— START OF Source material —

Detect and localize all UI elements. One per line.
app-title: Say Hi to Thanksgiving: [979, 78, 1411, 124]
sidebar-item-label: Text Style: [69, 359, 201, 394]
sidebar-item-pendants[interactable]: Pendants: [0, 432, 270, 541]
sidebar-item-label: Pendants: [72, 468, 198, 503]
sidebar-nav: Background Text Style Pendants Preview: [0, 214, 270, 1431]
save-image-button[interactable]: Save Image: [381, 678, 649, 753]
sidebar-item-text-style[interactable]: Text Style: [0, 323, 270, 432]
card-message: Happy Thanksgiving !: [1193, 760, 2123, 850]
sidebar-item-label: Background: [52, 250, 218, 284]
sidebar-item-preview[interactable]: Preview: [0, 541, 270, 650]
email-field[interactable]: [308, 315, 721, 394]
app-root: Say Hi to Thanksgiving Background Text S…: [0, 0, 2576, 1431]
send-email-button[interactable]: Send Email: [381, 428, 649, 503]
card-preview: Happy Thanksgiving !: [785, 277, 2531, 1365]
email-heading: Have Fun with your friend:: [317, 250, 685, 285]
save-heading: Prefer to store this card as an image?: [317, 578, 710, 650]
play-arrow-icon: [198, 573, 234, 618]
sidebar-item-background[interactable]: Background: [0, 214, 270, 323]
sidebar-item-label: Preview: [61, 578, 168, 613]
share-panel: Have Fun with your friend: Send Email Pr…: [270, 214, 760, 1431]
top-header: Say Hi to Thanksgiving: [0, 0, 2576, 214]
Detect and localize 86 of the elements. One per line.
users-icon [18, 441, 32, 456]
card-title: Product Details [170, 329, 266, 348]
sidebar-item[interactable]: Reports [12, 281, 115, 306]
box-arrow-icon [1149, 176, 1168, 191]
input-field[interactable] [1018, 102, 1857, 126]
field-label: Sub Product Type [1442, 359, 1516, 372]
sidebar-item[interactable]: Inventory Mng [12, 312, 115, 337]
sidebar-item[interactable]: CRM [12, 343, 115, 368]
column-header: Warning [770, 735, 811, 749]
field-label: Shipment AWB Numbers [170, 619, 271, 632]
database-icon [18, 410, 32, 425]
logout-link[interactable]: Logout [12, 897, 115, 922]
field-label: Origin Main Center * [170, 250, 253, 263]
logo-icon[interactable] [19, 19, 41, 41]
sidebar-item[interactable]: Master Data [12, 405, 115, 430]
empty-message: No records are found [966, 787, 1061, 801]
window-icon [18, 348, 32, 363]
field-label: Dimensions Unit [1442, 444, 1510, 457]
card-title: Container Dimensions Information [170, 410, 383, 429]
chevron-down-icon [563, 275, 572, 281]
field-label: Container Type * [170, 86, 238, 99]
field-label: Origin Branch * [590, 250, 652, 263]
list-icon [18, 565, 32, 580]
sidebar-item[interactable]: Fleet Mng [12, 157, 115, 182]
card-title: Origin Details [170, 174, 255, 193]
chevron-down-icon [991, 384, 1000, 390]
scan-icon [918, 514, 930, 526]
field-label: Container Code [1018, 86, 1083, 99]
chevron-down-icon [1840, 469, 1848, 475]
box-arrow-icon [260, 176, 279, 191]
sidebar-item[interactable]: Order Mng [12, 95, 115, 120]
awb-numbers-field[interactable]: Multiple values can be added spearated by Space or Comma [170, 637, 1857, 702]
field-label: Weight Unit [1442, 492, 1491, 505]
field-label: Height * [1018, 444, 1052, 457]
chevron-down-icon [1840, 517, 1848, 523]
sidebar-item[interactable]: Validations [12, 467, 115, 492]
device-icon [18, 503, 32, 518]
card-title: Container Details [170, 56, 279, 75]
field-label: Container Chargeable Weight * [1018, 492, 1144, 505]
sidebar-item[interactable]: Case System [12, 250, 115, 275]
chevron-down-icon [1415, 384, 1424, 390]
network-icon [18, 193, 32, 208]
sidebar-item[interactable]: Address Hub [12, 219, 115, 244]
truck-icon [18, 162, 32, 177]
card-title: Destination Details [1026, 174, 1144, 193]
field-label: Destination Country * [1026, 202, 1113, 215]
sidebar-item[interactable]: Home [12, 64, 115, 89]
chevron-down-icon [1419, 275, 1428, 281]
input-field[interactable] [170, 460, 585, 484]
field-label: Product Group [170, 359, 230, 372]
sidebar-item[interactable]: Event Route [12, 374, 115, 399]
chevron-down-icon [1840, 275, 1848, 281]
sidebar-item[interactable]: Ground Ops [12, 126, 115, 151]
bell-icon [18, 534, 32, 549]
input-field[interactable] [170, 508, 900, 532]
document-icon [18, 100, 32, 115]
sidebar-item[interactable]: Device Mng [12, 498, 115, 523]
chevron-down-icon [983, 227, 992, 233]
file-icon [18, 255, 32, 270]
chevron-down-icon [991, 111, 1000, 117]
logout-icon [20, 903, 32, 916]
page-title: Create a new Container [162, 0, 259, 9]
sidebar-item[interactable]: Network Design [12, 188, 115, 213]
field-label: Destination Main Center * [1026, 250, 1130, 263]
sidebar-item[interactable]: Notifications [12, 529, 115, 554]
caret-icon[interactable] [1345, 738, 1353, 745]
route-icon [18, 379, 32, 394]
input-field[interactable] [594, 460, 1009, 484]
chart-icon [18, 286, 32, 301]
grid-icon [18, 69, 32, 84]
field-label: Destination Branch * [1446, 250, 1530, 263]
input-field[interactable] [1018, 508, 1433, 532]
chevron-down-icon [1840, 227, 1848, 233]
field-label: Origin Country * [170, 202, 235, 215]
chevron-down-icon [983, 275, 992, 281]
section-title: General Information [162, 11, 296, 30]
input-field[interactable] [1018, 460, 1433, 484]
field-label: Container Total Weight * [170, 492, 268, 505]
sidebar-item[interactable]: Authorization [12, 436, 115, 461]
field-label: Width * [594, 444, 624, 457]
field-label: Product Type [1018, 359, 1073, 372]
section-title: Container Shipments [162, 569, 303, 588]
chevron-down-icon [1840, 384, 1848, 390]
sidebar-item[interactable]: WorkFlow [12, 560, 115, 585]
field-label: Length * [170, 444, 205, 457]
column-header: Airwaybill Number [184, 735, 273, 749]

— END OF Source material —

__Directions__. Convert every line of the entries above into a JSON list of strings, with one string per line and any blank lines omitted.

__Task response__.
[
  "Detect and localize all UI elements. One per line.",
  "app-title: Say Hi to Thanksgiving: [979, 78, 1411, 124]",
  "sidebar-item-label: Text Style: [69, 359, 201, 394]",
  "sidebar-item-pendants[interactable]: Pendants: [0, 432, 270, 541]",
  "sidebar-item-label: Pendants: [72, 468, 198, 503]",
  "sidebar-nav: Background Text Style Pendants Preview: [0, 214, 270, 1431]",
  "save-image-button[interactable]: Save Image: [381, 678, 649, 753]",
  "sidebar-item-text-style[interactable]: Text Style: [0, 323, 270, 432]",
  "card-message: Happy Thanksgiving !: [1193, 760, 2123, 850]",
  "sidebar-item-label: Background: [52, 250, 218, 284]",
  "sidebar-item-preview[interactable]: Preview: [0, 541, 270, 650]",
  "email-field[interactable]: [308, 315, 721, 394]",
  "app-root: Say Hi to Thanksgiving Background Text S…: [0, 0, 2576, 1431]",
  "send-email-button[interactable]: Send Email: [381, 428, 649, 503]",
  "card-preview: Happy Thanksgiving !: [785, 277, 2531, 1365]",
  "email-heading: Have Fun with your friend:: [317, 250, 685, 285]",
  "save-heading: Prefer to store this card as an image?: [317, 578, 710, 650]",
  "play-arrow-icon: [198, 573, 234, 618]",
  "sidebar-item-background[interactable]: Background: [0, 214, 270, 323]",
  "sidebar-item-label: Preview: [61, 578, 168, 613]",
  "share-panel: Have Fun with your friend: Send Email Pr…: [270, 214, 760, 1431]",
  "top-header: Say Hi to Thanksgiving: [0, 0, 2576, 214]",
  "Detect and localize 86 of the elements. One per line.",
  "users-icon [18, 441, 32, 456]",
  "card-title: Product Details [170, 329, 266, 348]",
  "sidebar-item[interactable]: Reports [12, 281, 115, 306]",
  "box-arrow-icon [1149, 176, 1168, 191]",
  "input-field[interactable] [1018, 102, 1857, 126]",
  "field-label: Sub Product Type [1442, 359, 1516, 372]",
  "sidebar-item[interactable]: Inventory Mng [12, 312, 115, 337]",
  "sidebar-item[interactable]: CRM [12, 343, 115, 368]",
  "column-header: Warning [770, 735, 811, 749]",
  "field-label: Shipment AWB Numbers [170, 619, 271, 632]",
  "database-icon [18, 410, 32, 425]",
  "logout-link[interactable]: Logout [12, 897, 115, 922]",
  "field-label: Origin Main Center * [170, 250, 253, 263]",
  "logo-icon[interactable] [19, 19, 41, 41]",
  "sidebar-item[interactable]: Master Data [12, 405, 115, 430]",
  "empty-message: No records are found [966, 787, 1061, 801]",
  "window-icon [18, 348, 32, 363]",
  "field-label: Dimensions Unit [1442, 444, 1510, 457]",
  "card-title: Container Dimensions Information [170, 410, 383, 429]",
  "chevron-down-icon [563, 275, 572, 281]",
  "field-label: Container Type * [170, 86, 238, 99]",
  "field-label: Origin Branch * [590, 250, 652, 263]",
  "list-icon [18, 565, 32, 580]",
  "sidebar-item[interactable]: Fleet Mng [12, 157, 115, 182]",
  "card-title: Origin Details [170, 174, 255, 193]",
  "chevron-down-icon [991, 384, 1000, 390]",
  "scan-icon [918, 514, 930, 526]",
  "field-label: Container Code [1018, 86, 1083, 99]",
  "chevron-down-icon [1840, 469, 1848, 475]",
  "box-arrow-icon [260, 176, 279, 191]",
  "sidebar-item[interactable]: Order Mng [12, 95, 115, 120]",
  "awb-numbers-field[interactable]: Multiple values can be added spearated by Space or Comma [170, 637, 1857, 702]",
  "field-label: Weight Unit [1442, 492, 1491, 505]",
  "field-label: Height * [1018, 444, 1052, 457]",
  "chevron-down-icon [1840, 517, 1848, 523]",
  "sidebar-item[interactable]: Validations [12, 467, 115, 492]",
  "device-icon [18, 503, 32, 518]",
  "card-title: Container Details [170, 56, 279, 75]",
  "field-label: Container Chargeable Weight * [1018, 492, 1144, 505]",
  "sidebar-item[interactable]: Case System [12, 250, 115, 275]",
  "chevron-down-icon [1415, 384, 1424, 390]",
  "network-icon [18, 193, 32, 208]",
  "sidebar-item[interactable]: Address Hub [12, 219, 115, 244]",
  "truck-icon [18, 162, 32, 177]",
  "card-title: Destination Details [1026, 174, 1144, 193]",
  "field-label: Destination Country * [1026, 202, 1113, 215]",
  "sidebar-item[interactable]: Home [12, 64, 115, 89]",
  "chevron-down-icon [1419, 275, 1428, 281]",
  "input-field[interactable] [170, 460, 585, 484]",
  "field-label: Product Group [170, 359, 230, 372]",
  "sidebar-item[interactable]: Event Route [12, 374, 115, 399]",
  "chevron-down-icon [1840, 275, 1848, 281]",
  "sidebar-item[interactable]: Ground Ops [12, 126, 115, 151]",
  "bell-icon [18, 534, 32, 549]",
  "input-field[interactable] [170, 508, 900, 532]",
  "document-icon [18, 100, 32, 115]",
  "sidebar-item[interactable]: Device Mng [12, 498, 115, 523]",
  "chevron-down-icon [983, 227, 992, 233]",
  "file-icon [18, 255, 32, 270]",
  "chevron-down-icon [991, 111, 1000, 117]",
  "logout-icon [20, 903, 32, 916]",
  "page-title: Create a new Container [162, 0, 259, 9]",
  "sidebar-item[interactable]: Network Design [12, 188, 115, 213]",
  "field-label: Destination Main Center * [1026, 250, 1130, 263]",
  "sidebar-item[interactable]: Notifications [12, 529, 115, 554]",
  "caret-icon[interactable] [1345, 738, 1353, 745]",
  "route-icon [18, 379, 32, 394]",
  "input-field[interactable] [594, 460, 1009, 484]",
  "chart-icon [18, 286, 32, 301]",
  "grid-icon [18, 69, 32, 84]",
  "field-label: Destination Branch * [1446, 250, 1530, 263]",
  "input-field[interactable] [1018, 508, 1433, 532]",
  "chevron-down-icon [1840, 227, 1848, 233]",
  "field-label: Origin Country * [170, 202, 235, 215]",
  "chevron-down-icon [983, 275, 992, 281]",
  "section-title: General Information [162, 11, 296, 30]",
  "input-field[interactable] [1018, 460, 1433, 484]",
  "field-label: Container Total Weight * [170, 492, 268, 505]",
  "sidebar-item[interactable]: Authorization [12, 436, 115, 461]",
  "field-label: Width * [594, 444, 624, 457]",
  "field-label: Product Type [1018, 359, 1073, 372]",
  "section-title: Container Shipments [162, 569, 303, 588]",
  "chevron-down-icon [1840, 384, 1848, 390]",
  "sidebar-item[interactable]: WorkFlow [12, 560, 115, 585]",
  "field-label: Length * [170, 444, 205, 457]",
  "column-header: Airwaybill Number [184, 735, 273, 749]"
]